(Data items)
---*---
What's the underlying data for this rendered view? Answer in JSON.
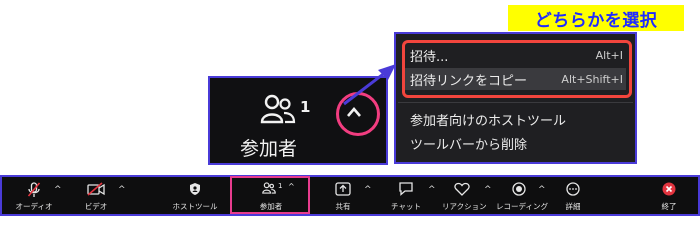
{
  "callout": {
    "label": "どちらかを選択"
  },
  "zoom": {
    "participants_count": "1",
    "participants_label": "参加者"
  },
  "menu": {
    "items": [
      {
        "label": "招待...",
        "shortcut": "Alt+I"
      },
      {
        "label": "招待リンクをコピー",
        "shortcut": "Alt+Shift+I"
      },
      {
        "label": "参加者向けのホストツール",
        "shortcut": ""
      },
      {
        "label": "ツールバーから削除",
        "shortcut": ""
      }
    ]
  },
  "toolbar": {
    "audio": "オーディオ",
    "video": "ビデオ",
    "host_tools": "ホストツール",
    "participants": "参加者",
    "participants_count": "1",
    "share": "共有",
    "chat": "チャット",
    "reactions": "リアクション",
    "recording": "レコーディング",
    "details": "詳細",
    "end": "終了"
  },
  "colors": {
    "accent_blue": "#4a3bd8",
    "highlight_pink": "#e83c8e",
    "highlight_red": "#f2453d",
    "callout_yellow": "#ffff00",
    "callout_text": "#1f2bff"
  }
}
---*---
▸ WORK TO COMPLETE
Your copy of the data should match it exactly, except that pictures are left out.

▸ ANSWER IN FULL
What's the underlying data for this rendered view? Answer in JSON.
{
  "callout": {
    "label": "どちらかを選択"
  },
  "zoom": {
    "participants_count": "1",
    "participants_label": "参加者"
  },
  "menu": {
    "items": [
      {
        "label": "招待...",
        "shortcut": "Alt+I"
      },
      {
        "label": "招待リンクをコピー",
        "shortcut": "Alt+Shift+I"
      },
      {
        "label": "参加者向けのホストツール",
        "shortcut": ""
      },
      {
        "label": "ツールバーから削除",
        "shortcut": ""
      }
    ]
  },
  "toolbar": {
    "audio": "オーディオ",
    "video": "ビデオ",
    "host_tools": "ホストツール",
    "participants": "参加者",
    "participants_count": "1",
    "share": "共有",
    "chat": "チャット",
    "reactions": "リアクション",
    "recording": "レコーディング",
    "details": "詳細",
    "end": "終了"
  },
  "colors": {
    "accent_blue": "#4a3bd8",
    "highlight_pink": "#e83c8e",
    "highlight_red": "#f2453d",
    "callout_yellow": "#ffff00",
    "callout_text": "#1f2bff"
  }
}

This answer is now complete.